◆ What you should do: Could you report every line from the entries that includes the word "serious"?

Input data Block Start

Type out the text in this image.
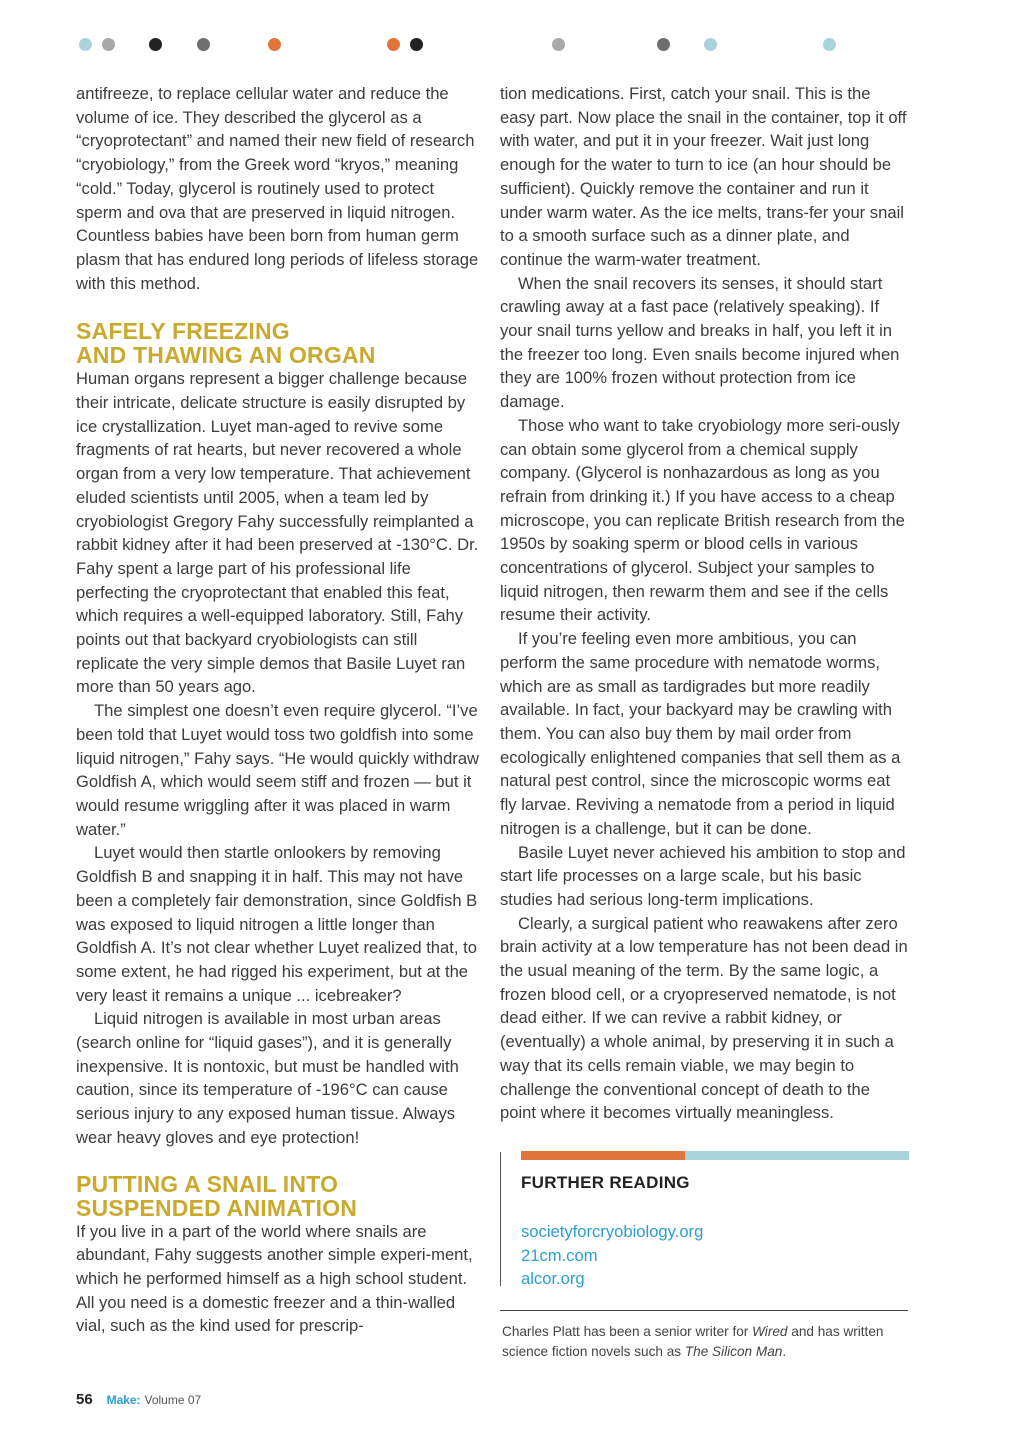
antifreeze, to replace cellular water and reduce the volume of ice. They described the glycerol as a “cryoprotectant” and named their new field of research “cryobiology,” from the Greek word “kryos,” meaning “cold.” Today, glycerol is routinely used to protect sperm and ova that are preserved in liquid nitrogen. Countless babies have been born from human germ plasm that has endured long periods of lifeless storage with this method.

SAFELY FREEZING
AND THAWING AN ORGAN

Human organs represent a bigger challenge because their intricate, delicate structure is easily disrupted by ice crystallization. Luyet man-aged to revive some fragments of rat hearts, but never recovered a whole organ from a very low temperature. That achievement eluded scientists until 2005, when a team led by cryobiologist Gregory Fahy successfully reimplanted a rabbit kidney after it had been preserved at -130°C. Dr. Fahy spent a large part of his professional life perfecting the cryoprotectant that enabled this feat, which requires a well-equipped laboratory. Still, Fahy points out that backyard cryobiologists can still replicate the very simple demos that Basile Luyet ran more than 50 years ago.

The simplest one doesn’t even require glycerol. “I’ve been told that Luyet would toss two goldfish into some liquid nitrogen,” Fahy says. “He would quickly withdraw Goldfish A, which would seem stiff and frozen — but it would resume wriggling after it was placed in warm water.”

Luyet would then startle onlookers by removing Goldfish B and snapping it in half. This may not have been a completely fair demonstration, since Goldfish B was exposed to liquid nitrogen a little longer than Goldfish A. It’s not clear whether Luyet realized that, to some extent, he had rigged his experiment, but at the very least it remains a unique ... icebreaker?

Liquid nitrogen is available in most urban areas (search online for “liquid gases”), and it is generally inexpensive. It is nontoxic, but must be handled with caution, since its temperature of -196°C can cause serious injury to any exposed human tissue. Always wear heavy gloves and eye protection!

PUTTING A SNAIL INTO
SUSPENDED ANIMATION

If you live in a part of the world where snails are abundant, Fahy suggests another simple experi-ment, which he performed himself as a high school student. All you need is a domestic freezer and a thin-walled vial, such as the kind used for prescrip-

tion medications. First, catch your snail. This is the easy part. Now place the snail in the container, top it off with water, and put it in your freezer. Wait just long enough for the water to turn to ice (an hour should be sufficient). Quickly remove the container and run it under warm water. As the ice melts, trans-fer your snail to a smooth surface such as a dinner plate, and continue the warm-water treatment.

When the snail recovers its senses, it should start crawling away at a fast pace (relatively speaking). If your snail turns yellow and breaks in half, you left it in the freezer too long. Even snails become injured when they are 100% frozen without protection from ice damage.

Those who want to take cryobiology more seri-ously can obtain some glycerol from a chemical supply company. (Glycerol is nonhazardous as long as you refrain from drinking it.) If you have access to a cheap microscope, you can replicate British research from the 1950s by soaking sperm or blood cells in various concentrations of glycerol. Subject your samples to liquid nitrogen, then rewarm them and see if the cells resume their activity.

If you’re feeling even more ambitious, you can perform the same procedure with nematode worms, which are as small as tardigrades but more readily available. In fact, your backyard may be crawling with them. You can also buy them by mail order from ecologically enlightened companies that sell them as a natural pest control, since the microscopic worms eat fly larvae. Reviving a nematode from a period in liquid nitrogen is a challenge, but it can be done.

Basile Luyet never achieved his ambition to stop and start life processes on a large scale, but his basic studies had serious long-term implications.

Clearly, a surgical patient who reawakens after zero brain activity at a low temperature has not been dead in the usual meaning of the term. By the same logic, a frozen blood cell, or a cryopreserved nematode, is not dead either. If we can revive a rabbit kidney, or (eventually) a whole animal, by preserving it in such a way that its cells remain viable, we may begin to challenge the conventional concept of death to the point where it becomes virtually meaningless.

FURTHER READING
societyforcryobiology.org
21cm.com
alcor.org
Charles Platt has been a senior writer for Wired and has written science fiction novels such as The Silicon Man.
56 Make: Volume 07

Input data Block End

◆ Solution below:
Liquid nitrogen is available in most urban areas (search online for “liquid gases”), and it is generally inexpensive. It is nontoxic, but must be handled with caution, since its temperature of -196°C can cause serious injury to any exposed human tissue. Always wear heavy gloves and eye protection!
Basile Luyet never achieved his ambition to stop and start life processes on a large scale, but his basic studies had serious long-term implications.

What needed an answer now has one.